Rows from a figure dataset:
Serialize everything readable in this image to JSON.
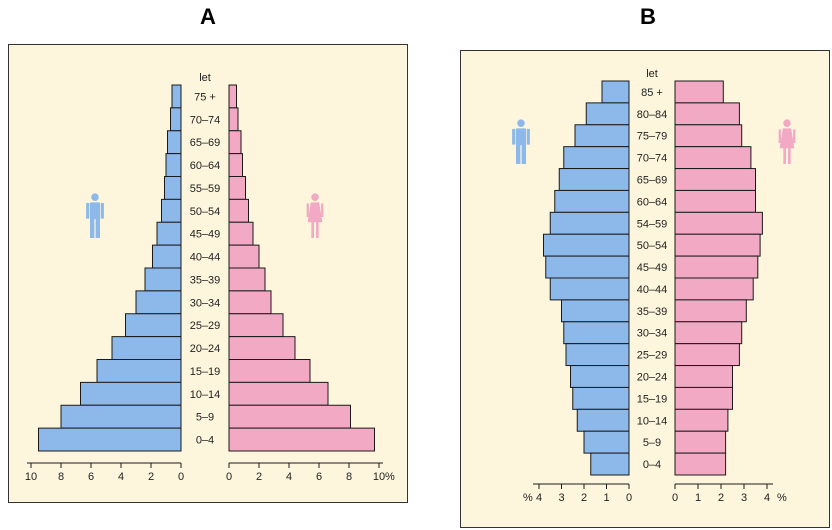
{
  "chart_data": [
    {
      "panel_label": "A",
      "type": "bar",
      "orientation": "horizontal-pyramid",
      "age_header": "let",
      "unit_label": "%",
      "xlim": [
        0,
        10
      ],
      "ticks_male": [
        "10",
        "8",
        "6",
        "4",
        "2",
        "0"
      ],
      "ticks_female": [
        "0",
        "2",
        "4",
        "6",
        "8",
        "10"
      ],
      "male_icon": "male-figure-icon",
      "female_icon": "female-figure-icon",
      "male_color": "#8db8ea",
      "female_color": "#f2a9c4",
      "categories": [
        "75 +",
        "70–74",
        "65–69",
        "60–64",
        "55–59",
        "50–54",
        "45–49",
        "40–44",
        "35–39",
        "30–34",
        "25–29",
        "20–24",
        "15–19",
        "10–14",
        "5–9",
        "0–4"
      ],
      "series": [
        {
          "values": [
            0.6,
            0.7,
            0.9,
            1.0,
            1.1,
            1.3,
            1.6,
            1.9,
            2.4,
            3.0,
            3.7,
            4.6,
            5.6,
            6.7,
            8.0,
            9.5
          ]
        },
        {
          "values": [
            0.5,
            0.6,
            0.8,
            0.9,
            1.1,
            1.3,
            1.6,
            2.0,
            2.4,
            2.8,
            3.6,
            4.4,
            5.4,
            6.6,
            8.1,
            9.7
          ]
        }
      ]
    },
    {
      "panel_label": "B",
      "type": "bar",
      "orientation": "horizontal-pyramid",
      "age_header": "let",
      "unit_label": "%",
      "xlim": [
        0,
        4
      ],
      "ticks_male": [
        "4",
        "3",
        "2",
        "1",
        "0"
      ],
      "ticks_female": [
        "0",
        "1",
        "2",
        "3",
        "4"
      ],
      "male_icon": "male-figure-icon",
      "female_icon": "female-figure-icon",
      "male_color": "#8db8ea",
      "female_color": "#f2a9c4",
      "categories": [
        "85 +",
        "80–84",
        "75–79",
        "70–74",
        "65–69",
        "60–64",
        "54–59",
        "50–54",
        "45–49",
        "40–44",
        "35–39",
        "30–34",
        "25–29",
        "20–24",
        "15–19",
        "10–14",
        "5–9",
        "0–4"
      ],
      "series": [
        {
          "values": [
            1.2,
            1.9,
            2.4,
            2.9,
            3.1,
            3.3,
            3.5,
            3.8,
            3.7,
            3.5,
            3.0,
            2.9,
            2.8,
            2.6,
            2.5,
            2.3,
            2.0,
            1.7
          ]
        },
        {
          "values": [
            2.1,
            2.8,
            2.9,
            3.3,
            3.5,
            3.5,
            3.8,
            3.7,
            3.6,
            3.4,
            3.1,
            2.9,
            2.8,
            2.5,
            2.5,
            2.3,
            2.2,
            2.2
          ]
        }
      ]
    }
  ]
}
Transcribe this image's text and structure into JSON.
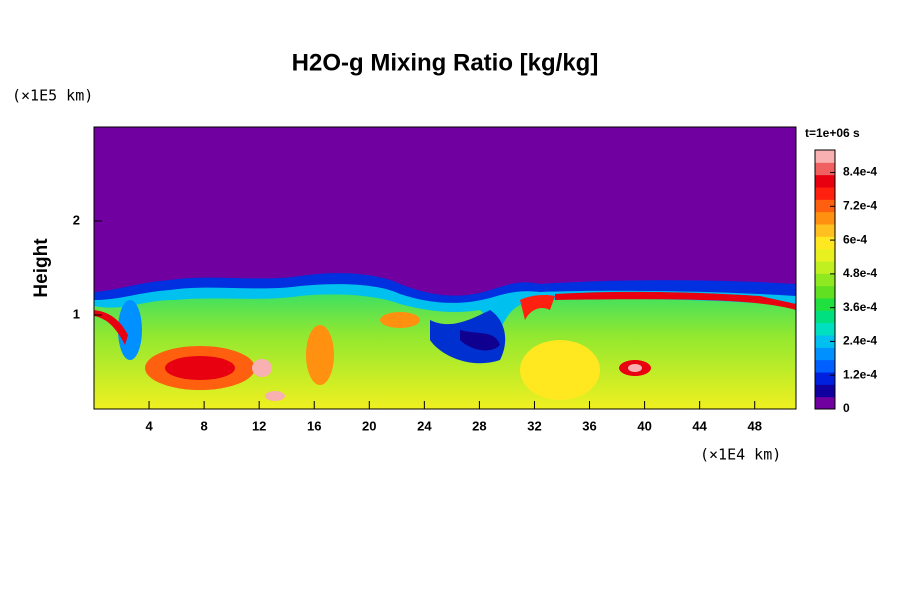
{
  "chart_data": {
    "type": "heatmap",
    "title": "H2O-g Mixing Ratio [kg/kg]",
    "x_unit": "(×1E4 km)",
    "y_unit": "(×1E5 km)",
    "ylabel": "Height",
    "time_label": "t=1e+06 s",
    "xlim": [
      0,
      51
    ],
    "xticks": [
      4,
      8,
      12,
      16,
      20,
      24,
      28,
      32,
      36,
      40,
      44,
      48
    ],
    "ylim": [
      0,
      3
    ],
    "yticks": [
      1,
      2
    ],
    "clim": [
      0,
      0.00092
    ],
    "cticks": [
      0,
      {
        "value": 0.00012,
        "label": "1.2e-4"
      },
      {
        "value": 0.00024,
        "label": "2.4e-4"
      },
      {
        "value": 0.00036,
        "label": "3.6e-4"
      },
      {
        "value": 0.00048,
        "label": "4.8e-4"
      },
      {
        "value": 0.0006,
        "label": "6e-4"
      },
      {
        "value": 0.00072,
        "label": "7.2e-4"
      },
      {
        "value": 0.00084,
        "label": "8.4e-4"
      }
    ],
    "colormap": [
      "#7000a0",
      "#1000a0",
      "#0020e0",
      "#0060ff",
      "#0090ff",
      "#00c0f0",
      "#00e0c0",
      "#00e080",
      "#20e040",
      "#60e020",
      "#90e820",
      "#c0f020",
      "#e8f020",
      "#ffe820",
      "#ffc020",
      "#ff9010",
      "#ff6010",
      "#ff2010",
      "#e80010",
      "#f06060",
      "#f8b0b0"
    ]
  }
}
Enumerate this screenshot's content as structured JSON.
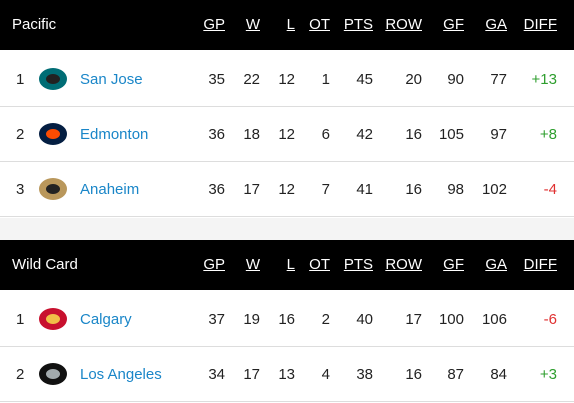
{
  "sections": [
    {
      "title": "Pacific",
      "columns": [
        "GP",
        "W",
        "L",
        "OT",
        "PTS",
        "ROW",
        "GF",
        "GA",
        "DIFF"
      ],
      "rows": [
        {
          "rank": 1,
          "team": "San Jose",
          "stats": [
            35,
            22,
            12,
            1,
            45,
            20,
            90,
            77
          ],
          "diff": "+13"
        },
        {
          "rank": 2,
          "team": "Edmonton",
          "stats": [
            36,
            18,
            12,
            6,
            42,
            16,
            105,
            97
          ],
          "diff": "+8"
        },
        {
          "rank": 3,
          "team": "Anaheim",
          "stats": [
            36,
            17,
            12,
            7,
            41,
            16,
            98,
            102
          ],
          "diff": "-4"
        }
      ]
    },
    {
      "title": "Wild Card",
      "columns": [
        "GP",
        "W",
        "L",
        "OT",
        "PTS",
        "ROW",
        "GF",
        "GA",
        "DIFF"
      ],
      "rows": [
        {
          "rank": 1,
          "team": "Calgary",
          "stats": [
            37,
            19,
            16,
            2,
            40,
            17,
            100,
            106
          ],
          "diff": "-6"
        },
        {
          "rank": 2,
          "team": "Los Angeles",
          "stats": [
            34,
            17,
            13,
            4,
            38,
            16,
            87,
            84
          ],
          "diff": "+3"
        }
      ]
    }
  ]
}
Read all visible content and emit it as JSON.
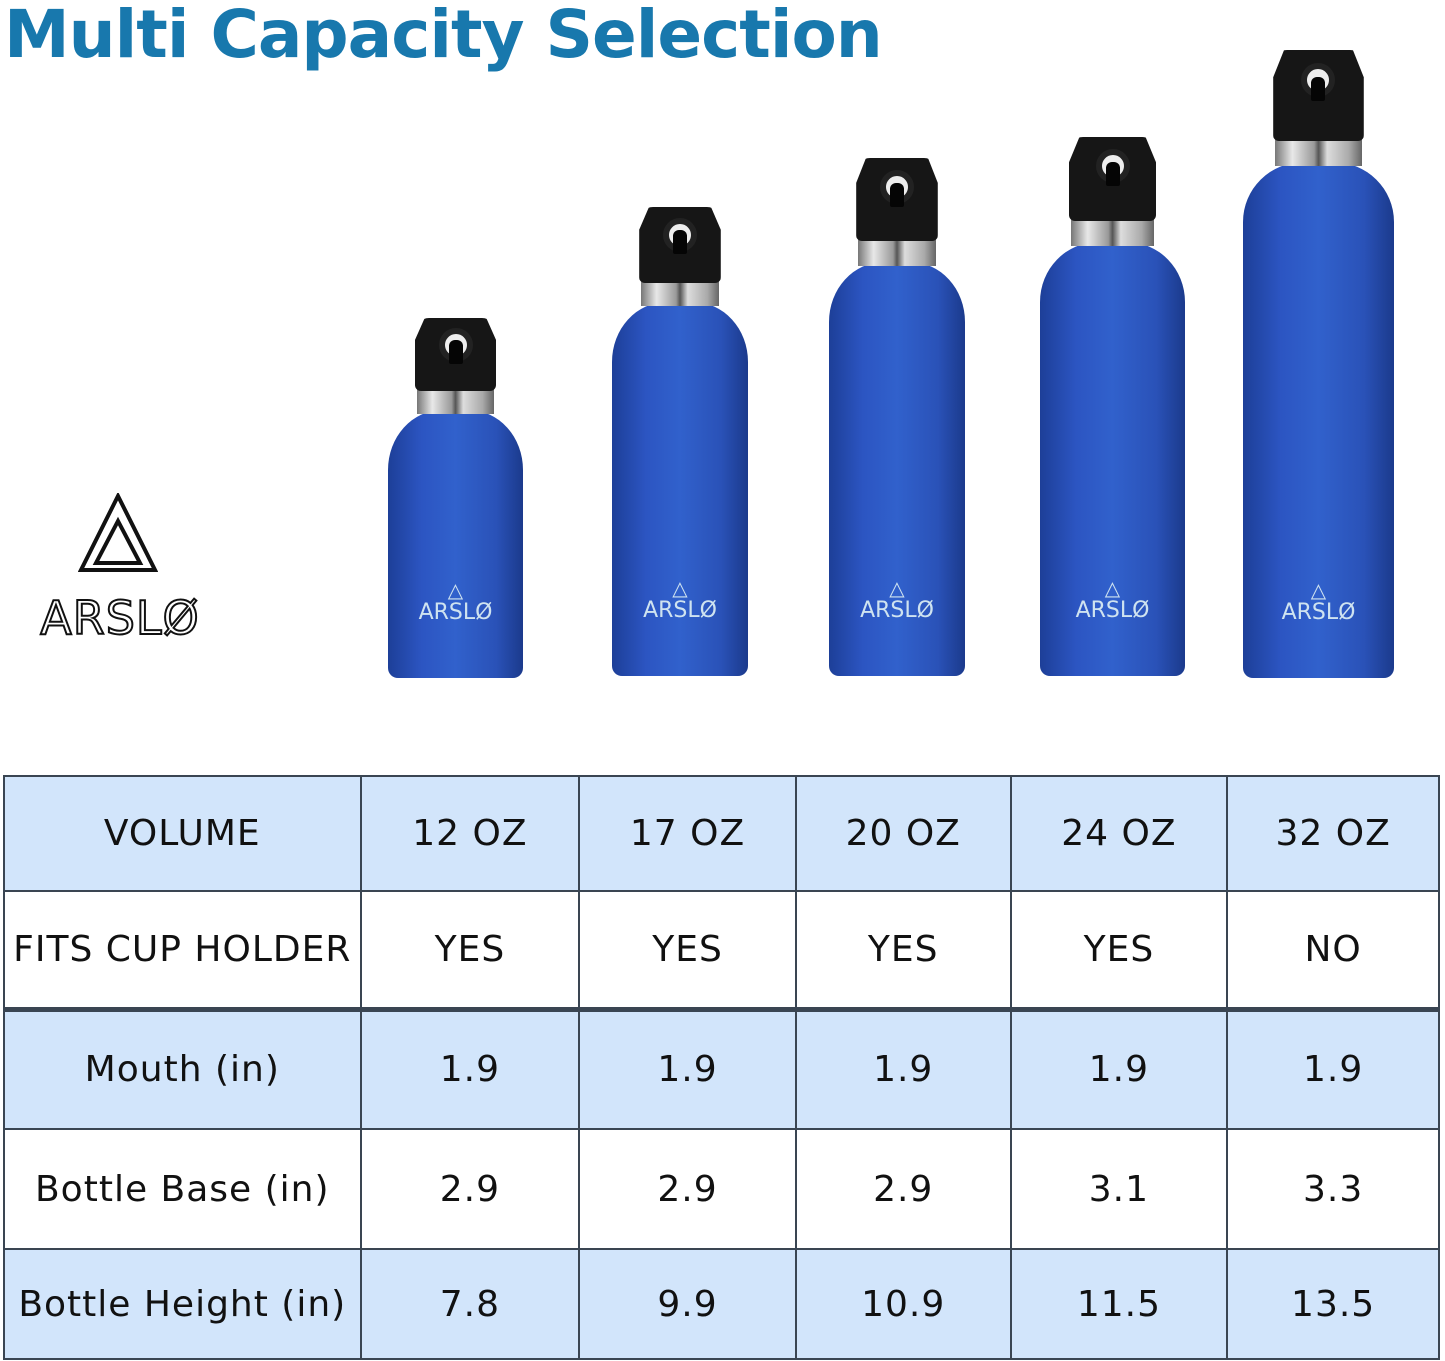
{
  "title": "Multi Capacity Selection",
  "brand": {
    "name": "ARSLØ",
    "logo_icon": "triangle-logo-icon"
  },
  "colors": {
    "title": "#1878ad",
    "bottle": "#2c55c2",
    "table_header_bg": "#d2e5fb"
  },
  "table": {
    "rows": [
      {
        "label": "VOLUME",
        "values": [
          "12 OZ",
          "17 OZ",
          "20 OZ",
          "24 OZ",
          "32 OZ"
        ]
      },
      {
        "label": "FITS CUP HOLDER",
        "values": [
          "YES",
          "YES",
          "YES",
          "YES",
          "NO"
        ]
      },
      {
        "label": "Mouth (in)",
        "values": [
          "1.9",
          "1.9",
          "1.9",
          "1.9",
          "1.9"
        ]
      },
      {
        "label": "Bottle Base (in)",
        "values": [
          "2.9",
          "2.9",
          "2.9",
          "3.1",
          "3.3"
        ]
      },
      {
        "label": "Bottle Height (in)",
        "values": [
          "7.8",
          "9.9",
          "10.9",
          "11.5",
          "13.5"
        ]
      }
    ]
  }
}
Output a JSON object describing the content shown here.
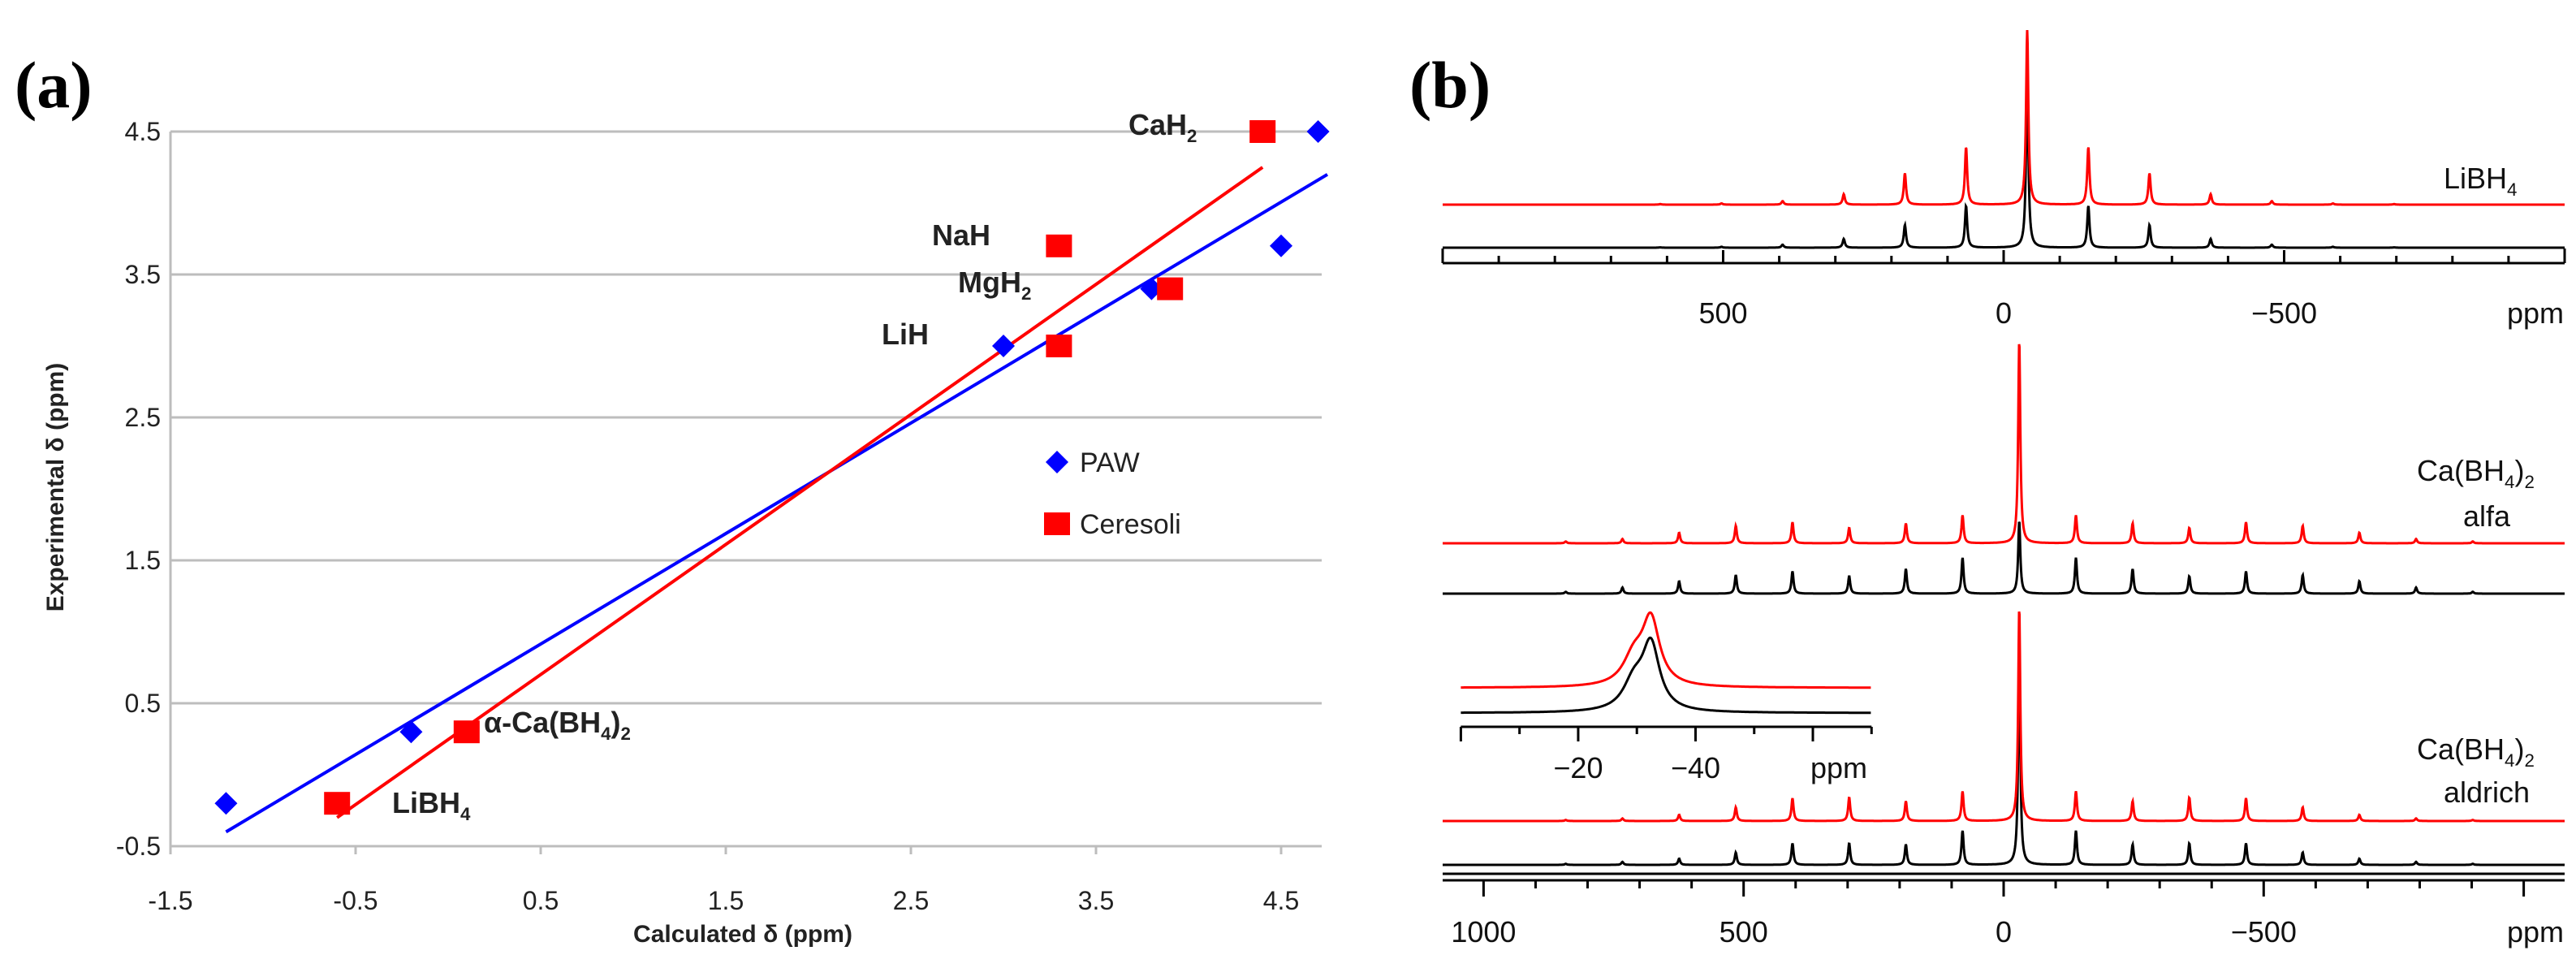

● **STATED EXERCISE**
Reproduce every line precisely as given, omitting all pictures.

● **EXERCISE RESPONSE**
Serialize everything readable in this image to JSON.
{
  "chart_data": [
    {
      "panel_label": "A",
      "type": "bar",
      "orientation": "horizontal-pyramid",
      "age_header": "let",
      "unit_label": "%",
      "xlim": [
        0,
        10
      ],
      "ticks_male": [
        "10",
        "8",
        "6",
        "4",
        "2",
        "0"
      ],
      "ticks_female": [
        "0",
        "2",
        "4",
        "6",
        "8",
        "10"
      ],
      "male_icon": "male-figure-icon",
      "female_icon": "female-figure-icon",
      "male_color": "#8db8ea",
      "female_color": "#f2a9c4",
      "categories": [
        "75 +",
        "70–74",
        "65–69",
        "60–64",
        "55–59",
        "50–54",
        "45–49",
        "40–44",
        "35–39",
        "30–34",
        "25–29",
        "20–24",
        "15–19",
        "10–14",
        "5–9",
        "0–4"
      ],
      "series": [
        {
          "values": [
            0.6,
            0.7,
            0.9,
            1.0,
            1.1,
            1.3,
            1.6,
            1.9,
            2.4,
            3.0,
            3.7,
            4.6,
            5.6,
            6.7,
            8.0,
            9.5
          ]
        },
        {
          "values": [
            0.5,
            0.6,
            0.8,
            0.9,
            1.1,
            1.3,
            1.6,
            2.0,
            2.4,
            2.8,
            3.6,
            4.4,
            5.4,
            6.6,
            8.1,
            9.7
          ]
        }
      ]
    },
    {
      "panel_label": "B",
      "type": "bar",
      "orientation": "horizontal-pyramid",
      "age_header": "let",
      "unit_label": "%",
      "xlim": [
        0,
        4
      ],
      "ticks_male": [
        "4",
        "3",
        "2",
        "1",
        "0"
      ],
      "ticks_female": [
        "0",
        "1",
        "2",
        "3",
        "4"
      ],
      "male_icon": "male-figure-icon",
      "female_icon": "female-figure-icon",
      "male_color": "#8db8ea",
      "female_color": "#f2a9c4",
      "categories": [
        "85 +",
        "80–84",
        "75–79",
        "70–74",
        "65–69",
        "60–64",
        "54–59",
        "50–54",
        "45–49",
        "40–44",
        "35–39",
        "30–34",
        "25–29",
        "20–24",
        "15–19",
        "10–14",
        "5–9",
        "0–4"
      ],
      "series": [
        {
          "values": [
            1.2,
            1.9,
            2.4,
            2.9,
            3.1,
            3.3,
            3.5,
            3.8,
            3.7,
            3.5,
            3.0,
            2.9,
            2.8,
            2.6,
            2.5,
            2.3,
            2.0,
            1.7
          ]
        },
        {
          "values": [
            2.1,
            2.8,
            2.9,
            3.3,
            3.5,
            3.5,
            3.8,
            3.7,
            3.6,
            3.4,
            3.1,
            2.9,
            2.8,
            2.5,
            2.5,
            2.3,
            2.2,
            2.2
          ]
        }
      ]
    }
  ]
}
Transcribe this image's text and structure into JSON.
{
  "chart_data": {
    "type": "heatmap",
    "title": "H2O-g Mixing Ratio [kg/kg]",
    "x_unit": "(×1E4 km)",
    "y_unit": "(×1E5 km)",
    "ylabel": "Height",
    "time_label": "t=1e+06 s",
    "xlim": [
      0,
      51
    ],
    "xticks": [
      4,
      8,
      12,
      16,
      20,
      24,
      28,
      32,
      36,
      40,
      44,
      48
    ],
    "ylim": [
      0,
      3
    ],
    "yticks": [
      1,
      2
    ],
    "clim": [
      0,
      0.00092
    ],
    "cticks": [
      0,
      {
        "value": 0.00012,
        "label": "1.2e-4"
      },
      {
        "value": 0.00024,
        "label": "2.4e-4"
      },
      {
        "value": 0.00036,
        "label": "3.6e-4"
      },
      {
        "value": 0.00048,
        "label": "4.8e-4"
      },
      {
        "value": 0.0006,
        "label": "6e-4"
      },
      {
        "value": 0.00072,
        "label": "7.2e-4"
      },
      {
        "value": 0.00084,
        "label": "8.4e-4"
      }
    ],
    "colormap": [
      "#7000a0",
      "#1000a0",
      "#0020e0",
      "#0060ff",
      "#0090ff",
      "#00c0f0",
      "#00e0c0",
      "#00e080",
      "#20e040",
      "#60e020",
      "#90e820",
      "#c0f020",
      "#e8f020",
      "#ffe820",
      "#ffc020",
      "#ff9010",
      "#ff6010",
      "#ff2010",
      "#e80010",
      "#f06060",
      "#f8b0b0"
    ]
  }
}
Enumerate this screenshot's content as structured JSON.
{
  "sections": [
    {
      "title": "Pacific",
      "columns": [
        "GP",
        "W",
        "L",
        "OT",
        "PTS",
        "ROW",
        "GF",
        "GA",
        "DIFF"
      ],
      "rows": [
        {
          "rank": 1,
          "team": "San Jose",
          "stats": [
            35,
            22,
            12,
            1,
            45,
            20,
            90,
            77
          ],
          "diff": "+13"
        },
        {
          "rank": 2,
          "team": "Edmonton",
          "stats": [
            36,
            18,
            12,
            6,
            42,
            16,
            105,
            97
          ],
          "diff": "+8"
        },
        {
          "rank": 3,
          "team": "Anaheim",
          "stats": [
            36,
            17,
            12,
            7,
            41,
            16,
            98,
            102
          ],
          "diff": "-4"
        }
      ]
    },
    {
      "title": "Wild Card",
      "columns": [
        "GP",
        "W",
        "L",
        "OT",
        "PTS",
        "ROW",
        "GF",
        "GA",
        "DIFF"
      ],
      "rows": [
        {
          "rank": 1,
          "team": "Calgary",
          "stats": [
            37,
            19,
            16,
            2,
            40,
            17,
            100,
            106
          ],
          "diff": "-6"
        },
        {
          "rank": 2,
          "team": "Los Angeles",
          "stats": [
            34,
            17,
            13,
            4,
            38,
            16,
            87,
            84
          ],
          "diff": "+3"
        }
      ]
    }
  ]
}
Read all visible content and emit it as JSON.
{
  "title": "Multi Capacity Selection",
  "brand": {
    "name": "ARSLØ",
    "logo_icon": "triangle-logo-icon"
  },
  "colors": {
    "title": "#1878ad",
    "bottle": "#2c55c2",
    "table_header_bg": "#d2e5fb"
  },
  "table": {
    "rows": [
      {
        "label": "VOLUME",
        "values": [
          "12 OZ",
          "17 OZ",
          "20 OZ",
          "24 OZ",
          "32 OZ"
        ]
      },
      {
        "label": "FITS CUP HOLDER",
        "values": [
          "YES",
          "YES",
          "YES",
          "YES",
          "NO"
        ]
      },
      {
        "label": "Mouth (in)",
        "values": [
          "1.9",
          "1.9",
          "1.9",
          "1.9",
          "1.9"
        ]
      },
      {
        "label": "Bottle Base (in)",
        "values": [
          "2.9",
          "2.9",
          "2.9",
          "3.1",
          "3.3"
        ]
      },
      {
        "label": "Bottle Height (in)",
        "values": [
          "7.8",
          "9.9",
          "10.9",
          "11.5",
          "13.5"
        ]
      }
    ]
  }
}
Output a JSON object describing the content shown here.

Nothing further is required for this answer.